TESTO PROPOSTO:
++++++++++++++++++++
Economia - Il CEO di Stellantis ha presentato oggi in Parlamento il piano 2026-2030: lo stabilimento di Piedimonte San Germano al centro della fascia premium con il rilancio di Giulia, Stelvio e la nuova Grecale (2027). Ma pesa il nodo dei costi energetici e spunta l'ombra di un'alleanza strategica.
Un futuro solido, ambizioso e dichiaratamente improntato sulla fascia premium e lusso. È questo il verdetto emerso dall’audizione parlamentare di Antonio Filosa, amministratore delegato di Stellantis, davanti alle Commissioni riunite Industria del Senato e Attività produttive della Camera.
Per il sito industriale di Cassino, da tempo al centro di preoccupazioni occupazionali e dinamiche di mercato altalenanti, il nuovo Piano Strategico 2026-2030 segna una svolta chiara: lo stabilimento del Basso Lazio sarà il fulcro della produzione di vetture medio-alte e lusso, legando a doppio filo il proprio destino al rilancio di Maserati e al consolidamento del marchio Alfa Romeo.
La dichiarazione che ha immediatamente infiammato il dibattito politico e sindacale all'ombra dell'Abbazia riguarda però una clamorosa apertura strategica: “Su Cassino non è escluso un piano che coinvolga potenziali partner”, ha ammesso apertamente il CEO.
Una frase stringata ma di enorme peso specifico, che ha spinto i sindacati di categoria a ipotizzare scenari immediati, indicando la Cina come probabile terra d'origine di un nuovo investitore industriale capace di saturare le linee e sfruttare la capacità produttiva in eccesso del sito laziale.
++++++++++++++++++++
RIGHE FORNITE:
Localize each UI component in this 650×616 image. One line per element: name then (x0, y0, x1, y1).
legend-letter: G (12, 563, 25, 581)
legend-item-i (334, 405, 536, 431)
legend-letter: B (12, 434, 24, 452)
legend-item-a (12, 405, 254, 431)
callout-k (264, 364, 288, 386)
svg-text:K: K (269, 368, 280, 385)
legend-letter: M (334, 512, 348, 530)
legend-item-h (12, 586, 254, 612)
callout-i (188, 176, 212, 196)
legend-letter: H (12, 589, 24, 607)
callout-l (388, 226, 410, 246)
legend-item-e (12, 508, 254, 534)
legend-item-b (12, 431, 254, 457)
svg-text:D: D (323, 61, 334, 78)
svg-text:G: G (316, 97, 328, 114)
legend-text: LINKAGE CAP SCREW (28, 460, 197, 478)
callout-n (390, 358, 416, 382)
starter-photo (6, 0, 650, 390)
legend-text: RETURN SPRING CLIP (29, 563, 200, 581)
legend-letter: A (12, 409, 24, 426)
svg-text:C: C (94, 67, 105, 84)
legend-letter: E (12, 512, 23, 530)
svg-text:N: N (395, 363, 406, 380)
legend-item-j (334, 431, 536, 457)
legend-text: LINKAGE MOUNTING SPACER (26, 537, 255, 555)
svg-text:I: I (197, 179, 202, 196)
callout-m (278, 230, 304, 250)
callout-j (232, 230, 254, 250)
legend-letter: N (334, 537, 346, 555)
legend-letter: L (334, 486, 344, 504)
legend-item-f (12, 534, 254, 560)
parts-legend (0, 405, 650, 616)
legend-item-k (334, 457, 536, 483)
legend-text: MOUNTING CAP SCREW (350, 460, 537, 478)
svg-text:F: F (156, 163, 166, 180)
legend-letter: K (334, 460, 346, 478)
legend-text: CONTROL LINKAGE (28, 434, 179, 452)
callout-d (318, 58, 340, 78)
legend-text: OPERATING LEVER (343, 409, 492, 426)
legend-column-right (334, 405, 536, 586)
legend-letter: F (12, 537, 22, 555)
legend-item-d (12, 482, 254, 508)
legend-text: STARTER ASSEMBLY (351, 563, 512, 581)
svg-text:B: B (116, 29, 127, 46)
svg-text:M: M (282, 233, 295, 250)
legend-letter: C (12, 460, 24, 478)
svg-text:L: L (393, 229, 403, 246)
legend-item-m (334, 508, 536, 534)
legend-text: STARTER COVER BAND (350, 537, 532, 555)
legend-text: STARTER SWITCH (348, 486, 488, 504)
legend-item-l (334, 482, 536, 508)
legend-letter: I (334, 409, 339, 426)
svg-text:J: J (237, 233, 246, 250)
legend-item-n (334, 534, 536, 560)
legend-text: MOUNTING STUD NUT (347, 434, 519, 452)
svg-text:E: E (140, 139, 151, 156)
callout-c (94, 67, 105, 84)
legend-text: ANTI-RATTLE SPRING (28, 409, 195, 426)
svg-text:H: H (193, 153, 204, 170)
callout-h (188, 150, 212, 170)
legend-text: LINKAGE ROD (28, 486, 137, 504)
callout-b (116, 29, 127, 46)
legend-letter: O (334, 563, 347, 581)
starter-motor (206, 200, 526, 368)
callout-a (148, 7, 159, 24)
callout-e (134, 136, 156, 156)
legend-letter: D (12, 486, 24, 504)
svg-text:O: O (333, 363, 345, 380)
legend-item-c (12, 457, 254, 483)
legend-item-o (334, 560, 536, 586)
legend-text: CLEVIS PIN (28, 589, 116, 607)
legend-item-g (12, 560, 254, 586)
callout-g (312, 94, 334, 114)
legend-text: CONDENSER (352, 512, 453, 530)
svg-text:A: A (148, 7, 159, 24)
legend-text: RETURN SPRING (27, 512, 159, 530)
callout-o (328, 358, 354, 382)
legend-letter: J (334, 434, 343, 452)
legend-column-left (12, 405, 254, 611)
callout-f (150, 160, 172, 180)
++++++++++++++++++++
CONSEGNA ESERCIZIO: Nel testo sul piano Stellantis, quale paese indicano i sindacati come probabile origine di un nuovo investitore industriale per il sito di Cassino?

RISPOSTA ATTESA: La Cina.